Exercise objective -
Take every line from the material that has the word "Ελλάδα" in it.

## Start Exercise material

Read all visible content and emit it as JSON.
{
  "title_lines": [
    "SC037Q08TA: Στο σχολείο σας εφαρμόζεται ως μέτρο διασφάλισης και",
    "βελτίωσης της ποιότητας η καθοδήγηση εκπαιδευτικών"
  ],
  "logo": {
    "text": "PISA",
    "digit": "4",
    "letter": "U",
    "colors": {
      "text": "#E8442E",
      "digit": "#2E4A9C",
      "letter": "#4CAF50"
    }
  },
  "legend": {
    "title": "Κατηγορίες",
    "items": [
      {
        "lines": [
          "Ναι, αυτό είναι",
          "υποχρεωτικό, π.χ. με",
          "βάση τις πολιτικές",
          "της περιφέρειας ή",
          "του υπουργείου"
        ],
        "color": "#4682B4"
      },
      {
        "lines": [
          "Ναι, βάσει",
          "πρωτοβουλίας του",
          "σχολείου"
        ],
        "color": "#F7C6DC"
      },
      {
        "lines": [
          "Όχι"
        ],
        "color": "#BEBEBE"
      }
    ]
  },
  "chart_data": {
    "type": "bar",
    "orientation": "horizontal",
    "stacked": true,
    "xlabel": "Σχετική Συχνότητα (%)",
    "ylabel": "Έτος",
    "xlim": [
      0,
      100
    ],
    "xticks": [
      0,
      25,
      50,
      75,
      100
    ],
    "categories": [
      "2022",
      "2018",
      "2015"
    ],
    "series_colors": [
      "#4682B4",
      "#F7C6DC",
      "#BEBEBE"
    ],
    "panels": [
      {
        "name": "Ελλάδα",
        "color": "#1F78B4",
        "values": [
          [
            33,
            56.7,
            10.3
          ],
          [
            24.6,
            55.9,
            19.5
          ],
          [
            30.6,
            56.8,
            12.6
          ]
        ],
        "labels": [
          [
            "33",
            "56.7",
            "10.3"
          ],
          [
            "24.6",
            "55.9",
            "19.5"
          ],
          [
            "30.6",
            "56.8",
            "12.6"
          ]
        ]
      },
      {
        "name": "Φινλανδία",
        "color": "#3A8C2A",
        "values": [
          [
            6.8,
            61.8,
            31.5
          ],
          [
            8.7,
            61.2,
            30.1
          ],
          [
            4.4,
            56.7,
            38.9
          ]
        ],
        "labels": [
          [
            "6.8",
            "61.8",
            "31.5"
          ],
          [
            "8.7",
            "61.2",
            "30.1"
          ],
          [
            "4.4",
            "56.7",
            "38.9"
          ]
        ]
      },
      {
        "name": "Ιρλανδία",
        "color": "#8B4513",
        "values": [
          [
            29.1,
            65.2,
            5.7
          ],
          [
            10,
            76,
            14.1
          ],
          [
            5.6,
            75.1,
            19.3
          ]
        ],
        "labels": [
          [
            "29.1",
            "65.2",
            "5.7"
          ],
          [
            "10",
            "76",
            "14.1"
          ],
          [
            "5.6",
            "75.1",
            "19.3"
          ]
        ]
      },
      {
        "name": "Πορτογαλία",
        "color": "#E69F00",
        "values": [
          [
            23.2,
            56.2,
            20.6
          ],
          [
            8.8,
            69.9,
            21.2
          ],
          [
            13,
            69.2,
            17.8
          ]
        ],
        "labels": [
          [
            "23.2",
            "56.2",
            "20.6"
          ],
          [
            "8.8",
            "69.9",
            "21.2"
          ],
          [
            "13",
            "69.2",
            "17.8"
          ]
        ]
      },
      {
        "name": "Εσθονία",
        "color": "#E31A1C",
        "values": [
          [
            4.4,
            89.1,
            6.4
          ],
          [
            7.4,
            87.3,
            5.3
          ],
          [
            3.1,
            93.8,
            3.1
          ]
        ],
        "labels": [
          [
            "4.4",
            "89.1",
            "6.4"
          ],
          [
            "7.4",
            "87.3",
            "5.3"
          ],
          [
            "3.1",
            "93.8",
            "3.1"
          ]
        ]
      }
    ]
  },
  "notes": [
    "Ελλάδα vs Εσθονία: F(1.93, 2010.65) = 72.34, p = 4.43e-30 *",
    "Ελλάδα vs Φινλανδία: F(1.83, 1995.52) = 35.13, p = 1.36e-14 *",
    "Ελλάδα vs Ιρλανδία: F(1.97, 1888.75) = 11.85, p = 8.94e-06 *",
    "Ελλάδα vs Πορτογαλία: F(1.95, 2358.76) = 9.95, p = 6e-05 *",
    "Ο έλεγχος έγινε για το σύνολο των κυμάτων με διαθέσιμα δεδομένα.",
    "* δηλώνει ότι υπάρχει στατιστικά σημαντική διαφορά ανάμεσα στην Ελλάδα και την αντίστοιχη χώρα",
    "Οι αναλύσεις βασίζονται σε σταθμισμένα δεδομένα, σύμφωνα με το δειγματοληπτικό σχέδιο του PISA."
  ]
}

## End Exercise material

Answer to the task -
        "name": "Ελλάδα",
    "Ελλάδα vs Εσθονία: F(1.93, 2010.65) = 72.34, p = 4.43e-30 *",
    "Ελλάδα vs Φινλανδία: F(1.83, 1995.52) = 35.13, p = 1.36e-14 *",
    "Ελλάδα vs Ιρλανδία: F(1.97, 1888.75) = 11.85, p = 8.94e-06 *",
    "Ελλάδα vs Πορτογαλία: F(1.95, 2358.76) = 9.95, p = 6e-05 *",
    "* δηλώνει ότι υπάρχει στατιστικά σημαντική διαφορά ανάμεσα στην Ελλάδα και την αντίστοιχη χώρα",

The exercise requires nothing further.